TASK DETAILS: Search the records for "JSON". Copy every line where it appears.

+++

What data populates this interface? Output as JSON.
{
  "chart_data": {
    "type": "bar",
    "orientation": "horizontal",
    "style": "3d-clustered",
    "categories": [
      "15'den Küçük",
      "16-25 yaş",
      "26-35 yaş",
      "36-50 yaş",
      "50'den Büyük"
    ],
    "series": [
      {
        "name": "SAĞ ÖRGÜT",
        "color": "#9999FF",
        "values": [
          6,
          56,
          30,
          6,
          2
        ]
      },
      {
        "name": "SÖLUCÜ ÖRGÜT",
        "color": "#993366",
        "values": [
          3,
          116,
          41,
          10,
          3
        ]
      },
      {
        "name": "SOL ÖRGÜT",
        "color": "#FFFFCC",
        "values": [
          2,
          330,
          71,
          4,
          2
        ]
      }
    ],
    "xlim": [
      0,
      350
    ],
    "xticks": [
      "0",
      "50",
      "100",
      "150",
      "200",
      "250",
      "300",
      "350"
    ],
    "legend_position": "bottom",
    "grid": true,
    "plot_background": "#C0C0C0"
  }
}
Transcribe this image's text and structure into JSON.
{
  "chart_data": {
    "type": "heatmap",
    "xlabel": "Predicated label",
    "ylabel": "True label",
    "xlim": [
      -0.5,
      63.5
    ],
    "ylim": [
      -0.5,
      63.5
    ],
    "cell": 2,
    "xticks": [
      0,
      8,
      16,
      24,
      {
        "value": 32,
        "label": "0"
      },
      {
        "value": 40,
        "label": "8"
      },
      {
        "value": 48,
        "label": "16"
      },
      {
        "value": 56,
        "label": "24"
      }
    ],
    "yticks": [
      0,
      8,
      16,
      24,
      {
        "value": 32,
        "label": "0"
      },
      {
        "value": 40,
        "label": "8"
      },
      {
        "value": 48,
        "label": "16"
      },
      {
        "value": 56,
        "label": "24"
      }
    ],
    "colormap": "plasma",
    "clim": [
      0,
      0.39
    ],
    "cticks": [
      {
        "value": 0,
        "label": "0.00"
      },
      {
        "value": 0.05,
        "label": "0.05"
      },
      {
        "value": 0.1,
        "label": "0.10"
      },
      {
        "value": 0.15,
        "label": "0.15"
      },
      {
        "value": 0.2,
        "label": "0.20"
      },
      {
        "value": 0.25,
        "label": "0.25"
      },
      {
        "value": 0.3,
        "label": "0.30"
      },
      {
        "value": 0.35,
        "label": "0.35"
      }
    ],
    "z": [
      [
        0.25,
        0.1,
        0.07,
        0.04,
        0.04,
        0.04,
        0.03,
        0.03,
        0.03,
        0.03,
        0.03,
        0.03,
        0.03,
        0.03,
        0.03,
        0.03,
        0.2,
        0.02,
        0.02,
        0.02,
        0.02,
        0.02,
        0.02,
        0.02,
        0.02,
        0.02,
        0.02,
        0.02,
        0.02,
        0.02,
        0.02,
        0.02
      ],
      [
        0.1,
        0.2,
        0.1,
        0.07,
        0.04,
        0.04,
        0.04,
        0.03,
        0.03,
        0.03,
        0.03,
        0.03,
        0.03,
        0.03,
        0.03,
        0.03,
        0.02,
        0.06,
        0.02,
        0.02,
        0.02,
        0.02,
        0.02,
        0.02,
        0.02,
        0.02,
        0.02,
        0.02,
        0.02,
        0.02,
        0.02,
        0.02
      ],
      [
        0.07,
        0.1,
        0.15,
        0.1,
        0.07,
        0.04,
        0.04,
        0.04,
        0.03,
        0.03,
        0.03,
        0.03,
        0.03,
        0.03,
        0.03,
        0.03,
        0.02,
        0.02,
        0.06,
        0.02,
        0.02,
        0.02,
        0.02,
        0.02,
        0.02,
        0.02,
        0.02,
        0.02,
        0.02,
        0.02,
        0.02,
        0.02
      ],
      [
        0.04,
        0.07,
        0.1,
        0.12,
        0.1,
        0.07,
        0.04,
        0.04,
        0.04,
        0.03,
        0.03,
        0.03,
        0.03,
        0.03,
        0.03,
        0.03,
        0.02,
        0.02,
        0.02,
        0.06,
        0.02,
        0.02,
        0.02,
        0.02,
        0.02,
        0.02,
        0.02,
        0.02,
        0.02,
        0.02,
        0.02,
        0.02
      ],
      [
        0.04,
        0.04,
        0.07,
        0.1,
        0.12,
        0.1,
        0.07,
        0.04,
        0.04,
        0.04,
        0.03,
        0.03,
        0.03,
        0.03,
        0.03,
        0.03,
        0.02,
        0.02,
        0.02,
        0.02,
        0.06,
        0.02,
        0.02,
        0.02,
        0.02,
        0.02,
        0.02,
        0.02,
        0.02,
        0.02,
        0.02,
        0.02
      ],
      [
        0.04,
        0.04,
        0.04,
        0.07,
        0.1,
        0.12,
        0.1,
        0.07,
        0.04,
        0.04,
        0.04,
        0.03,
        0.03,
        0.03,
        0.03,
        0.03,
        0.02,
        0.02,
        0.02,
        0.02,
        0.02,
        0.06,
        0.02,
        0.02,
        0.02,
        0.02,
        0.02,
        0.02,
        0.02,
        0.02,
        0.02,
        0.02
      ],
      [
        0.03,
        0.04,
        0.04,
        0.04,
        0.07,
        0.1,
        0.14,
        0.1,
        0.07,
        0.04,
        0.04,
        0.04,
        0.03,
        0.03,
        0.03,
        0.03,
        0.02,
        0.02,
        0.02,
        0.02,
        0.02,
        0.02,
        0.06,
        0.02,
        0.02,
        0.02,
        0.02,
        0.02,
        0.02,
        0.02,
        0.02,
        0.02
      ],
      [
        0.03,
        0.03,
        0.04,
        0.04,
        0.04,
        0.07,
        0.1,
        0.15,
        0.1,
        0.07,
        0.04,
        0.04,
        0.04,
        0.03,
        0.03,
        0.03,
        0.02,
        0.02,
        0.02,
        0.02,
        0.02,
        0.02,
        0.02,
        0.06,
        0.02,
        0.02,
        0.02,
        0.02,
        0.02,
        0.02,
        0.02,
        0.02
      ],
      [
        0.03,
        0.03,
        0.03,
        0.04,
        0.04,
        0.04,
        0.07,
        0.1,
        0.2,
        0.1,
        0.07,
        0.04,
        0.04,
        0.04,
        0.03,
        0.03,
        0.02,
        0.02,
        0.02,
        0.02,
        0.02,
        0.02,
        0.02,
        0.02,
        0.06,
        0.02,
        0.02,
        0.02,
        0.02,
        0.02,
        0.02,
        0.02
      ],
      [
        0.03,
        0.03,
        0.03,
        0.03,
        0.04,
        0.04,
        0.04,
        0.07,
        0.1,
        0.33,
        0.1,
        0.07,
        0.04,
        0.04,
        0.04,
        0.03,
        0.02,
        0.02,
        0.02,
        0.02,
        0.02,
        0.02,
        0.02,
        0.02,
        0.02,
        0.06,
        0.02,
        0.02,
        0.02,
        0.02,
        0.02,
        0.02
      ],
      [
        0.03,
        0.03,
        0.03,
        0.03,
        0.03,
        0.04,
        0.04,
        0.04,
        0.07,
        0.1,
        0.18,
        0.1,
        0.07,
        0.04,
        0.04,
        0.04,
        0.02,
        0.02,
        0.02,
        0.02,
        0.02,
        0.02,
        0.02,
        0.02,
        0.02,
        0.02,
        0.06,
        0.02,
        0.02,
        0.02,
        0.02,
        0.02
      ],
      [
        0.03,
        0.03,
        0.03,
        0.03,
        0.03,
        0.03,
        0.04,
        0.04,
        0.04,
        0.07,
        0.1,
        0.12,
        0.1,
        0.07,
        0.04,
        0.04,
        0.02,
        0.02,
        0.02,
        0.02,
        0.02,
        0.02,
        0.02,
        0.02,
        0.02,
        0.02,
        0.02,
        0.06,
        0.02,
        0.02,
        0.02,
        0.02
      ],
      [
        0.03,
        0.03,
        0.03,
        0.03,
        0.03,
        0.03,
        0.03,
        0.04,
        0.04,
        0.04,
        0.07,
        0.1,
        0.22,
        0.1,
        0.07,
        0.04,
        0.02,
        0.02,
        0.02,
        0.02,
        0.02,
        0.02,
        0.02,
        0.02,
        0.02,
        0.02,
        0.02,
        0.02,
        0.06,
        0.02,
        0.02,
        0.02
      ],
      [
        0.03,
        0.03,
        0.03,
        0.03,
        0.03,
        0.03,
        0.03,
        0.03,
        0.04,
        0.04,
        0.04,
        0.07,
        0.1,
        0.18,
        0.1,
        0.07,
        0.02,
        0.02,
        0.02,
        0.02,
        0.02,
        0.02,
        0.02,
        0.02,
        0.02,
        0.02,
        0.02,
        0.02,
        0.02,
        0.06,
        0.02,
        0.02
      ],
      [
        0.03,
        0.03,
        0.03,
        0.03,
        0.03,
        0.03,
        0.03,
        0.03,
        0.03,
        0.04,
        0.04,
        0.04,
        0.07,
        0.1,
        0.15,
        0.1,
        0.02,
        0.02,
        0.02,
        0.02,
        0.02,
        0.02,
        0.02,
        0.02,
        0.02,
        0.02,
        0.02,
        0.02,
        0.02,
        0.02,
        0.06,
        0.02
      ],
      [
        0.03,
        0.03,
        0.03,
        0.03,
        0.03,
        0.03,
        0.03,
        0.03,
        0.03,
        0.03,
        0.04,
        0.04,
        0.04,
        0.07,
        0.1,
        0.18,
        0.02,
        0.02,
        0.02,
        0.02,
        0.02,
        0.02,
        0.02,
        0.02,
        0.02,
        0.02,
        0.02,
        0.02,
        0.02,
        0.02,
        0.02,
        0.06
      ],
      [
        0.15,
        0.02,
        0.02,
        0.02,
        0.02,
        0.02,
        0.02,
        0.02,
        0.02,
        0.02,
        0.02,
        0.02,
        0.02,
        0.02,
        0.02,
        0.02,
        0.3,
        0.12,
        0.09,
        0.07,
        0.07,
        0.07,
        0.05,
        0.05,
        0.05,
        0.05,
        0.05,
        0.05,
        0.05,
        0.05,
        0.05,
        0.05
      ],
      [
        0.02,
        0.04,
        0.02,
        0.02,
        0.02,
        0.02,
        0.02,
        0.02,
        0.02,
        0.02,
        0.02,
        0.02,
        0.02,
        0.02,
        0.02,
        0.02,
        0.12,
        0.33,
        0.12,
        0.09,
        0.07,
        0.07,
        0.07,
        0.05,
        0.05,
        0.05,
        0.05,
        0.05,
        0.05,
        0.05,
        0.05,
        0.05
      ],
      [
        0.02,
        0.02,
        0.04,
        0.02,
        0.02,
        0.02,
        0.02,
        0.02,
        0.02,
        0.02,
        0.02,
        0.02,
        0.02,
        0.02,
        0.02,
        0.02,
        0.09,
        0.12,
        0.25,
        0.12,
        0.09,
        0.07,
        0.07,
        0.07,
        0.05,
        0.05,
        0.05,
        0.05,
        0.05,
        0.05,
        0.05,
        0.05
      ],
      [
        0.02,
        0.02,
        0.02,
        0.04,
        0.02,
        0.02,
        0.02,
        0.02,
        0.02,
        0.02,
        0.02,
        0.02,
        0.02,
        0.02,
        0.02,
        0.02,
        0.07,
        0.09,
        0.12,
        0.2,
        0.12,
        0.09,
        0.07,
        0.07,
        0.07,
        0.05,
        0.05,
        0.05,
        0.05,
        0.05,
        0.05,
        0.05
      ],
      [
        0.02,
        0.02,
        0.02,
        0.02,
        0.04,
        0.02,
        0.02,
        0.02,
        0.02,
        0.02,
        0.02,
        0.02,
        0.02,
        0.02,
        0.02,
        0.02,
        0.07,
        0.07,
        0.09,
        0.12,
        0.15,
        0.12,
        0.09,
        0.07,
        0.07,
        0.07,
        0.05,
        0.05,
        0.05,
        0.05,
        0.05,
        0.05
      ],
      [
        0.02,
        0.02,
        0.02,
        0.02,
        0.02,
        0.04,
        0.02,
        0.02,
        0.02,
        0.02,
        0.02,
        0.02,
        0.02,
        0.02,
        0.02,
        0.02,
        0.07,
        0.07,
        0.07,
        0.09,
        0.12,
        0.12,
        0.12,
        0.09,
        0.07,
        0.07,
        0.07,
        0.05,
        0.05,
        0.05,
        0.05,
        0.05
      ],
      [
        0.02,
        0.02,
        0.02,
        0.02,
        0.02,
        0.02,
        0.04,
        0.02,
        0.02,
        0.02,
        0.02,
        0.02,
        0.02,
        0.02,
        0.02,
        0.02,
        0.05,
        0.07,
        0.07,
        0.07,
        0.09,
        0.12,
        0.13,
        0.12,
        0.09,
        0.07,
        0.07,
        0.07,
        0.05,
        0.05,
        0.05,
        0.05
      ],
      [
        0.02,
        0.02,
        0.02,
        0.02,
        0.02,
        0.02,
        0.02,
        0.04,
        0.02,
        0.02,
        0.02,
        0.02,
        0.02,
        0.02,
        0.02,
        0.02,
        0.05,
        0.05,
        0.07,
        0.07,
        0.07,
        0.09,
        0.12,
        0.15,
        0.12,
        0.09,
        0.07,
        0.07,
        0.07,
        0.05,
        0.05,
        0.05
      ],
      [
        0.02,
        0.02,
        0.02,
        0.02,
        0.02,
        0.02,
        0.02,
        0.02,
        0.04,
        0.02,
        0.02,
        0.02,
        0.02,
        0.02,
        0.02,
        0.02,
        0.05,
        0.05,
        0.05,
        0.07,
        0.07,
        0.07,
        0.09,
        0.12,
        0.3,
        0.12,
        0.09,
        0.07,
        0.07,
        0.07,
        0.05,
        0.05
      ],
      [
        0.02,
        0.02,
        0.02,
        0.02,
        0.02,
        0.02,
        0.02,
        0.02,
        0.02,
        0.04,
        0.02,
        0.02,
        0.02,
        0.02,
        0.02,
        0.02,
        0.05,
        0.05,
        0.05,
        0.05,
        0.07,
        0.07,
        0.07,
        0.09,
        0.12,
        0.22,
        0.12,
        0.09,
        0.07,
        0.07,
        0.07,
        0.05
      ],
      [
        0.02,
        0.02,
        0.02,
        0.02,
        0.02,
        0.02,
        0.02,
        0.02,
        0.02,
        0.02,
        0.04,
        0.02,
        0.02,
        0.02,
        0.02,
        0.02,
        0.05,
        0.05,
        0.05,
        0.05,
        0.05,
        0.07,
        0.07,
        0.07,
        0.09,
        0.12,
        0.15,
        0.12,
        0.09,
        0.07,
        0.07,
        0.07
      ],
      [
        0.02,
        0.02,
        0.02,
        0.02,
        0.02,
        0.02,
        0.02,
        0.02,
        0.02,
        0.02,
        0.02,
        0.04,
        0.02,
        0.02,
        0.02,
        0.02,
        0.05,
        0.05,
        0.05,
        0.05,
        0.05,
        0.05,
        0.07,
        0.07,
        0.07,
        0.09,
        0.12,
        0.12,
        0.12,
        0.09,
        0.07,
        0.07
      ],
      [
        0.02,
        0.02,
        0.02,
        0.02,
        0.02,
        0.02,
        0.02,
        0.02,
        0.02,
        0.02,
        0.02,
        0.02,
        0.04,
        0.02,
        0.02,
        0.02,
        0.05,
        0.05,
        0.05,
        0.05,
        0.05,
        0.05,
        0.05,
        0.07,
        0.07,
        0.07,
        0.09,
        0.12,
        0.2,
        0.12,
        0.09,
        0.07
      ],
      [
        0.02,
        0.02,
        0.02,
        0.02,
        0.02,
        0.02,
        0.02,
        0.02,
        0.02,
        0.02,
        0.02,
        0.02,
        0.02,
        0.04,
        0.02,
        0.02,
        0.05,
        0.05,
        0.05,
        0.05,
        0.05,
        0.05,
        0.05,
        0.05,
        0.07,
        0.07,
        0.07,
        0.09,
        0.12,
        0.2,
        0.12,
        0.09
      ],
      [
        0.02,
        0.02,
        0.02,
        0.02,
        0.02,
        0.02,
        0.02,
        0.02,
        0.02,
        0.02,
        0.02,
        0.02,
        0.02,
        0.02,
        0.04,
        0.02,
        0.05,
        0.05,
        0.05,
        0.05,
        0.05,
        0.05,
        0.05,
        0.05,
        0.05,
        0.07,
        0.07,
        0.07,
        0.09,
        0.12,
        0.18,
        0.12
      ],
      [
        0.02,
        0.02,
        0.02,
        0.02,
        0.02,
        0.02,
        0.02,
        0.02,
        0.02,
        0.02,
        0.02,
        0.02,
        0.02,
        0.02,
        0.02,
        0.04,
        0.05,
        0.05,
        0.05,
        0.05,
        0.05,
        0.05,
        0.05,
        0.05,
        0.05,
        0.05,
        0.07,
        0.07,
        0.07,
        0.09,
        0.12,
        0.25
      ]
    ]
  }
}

+++

PROBLEM SOLUTION:
What data populates this interface? Output as JSON.
Transcribe this image's text and structure into JSON.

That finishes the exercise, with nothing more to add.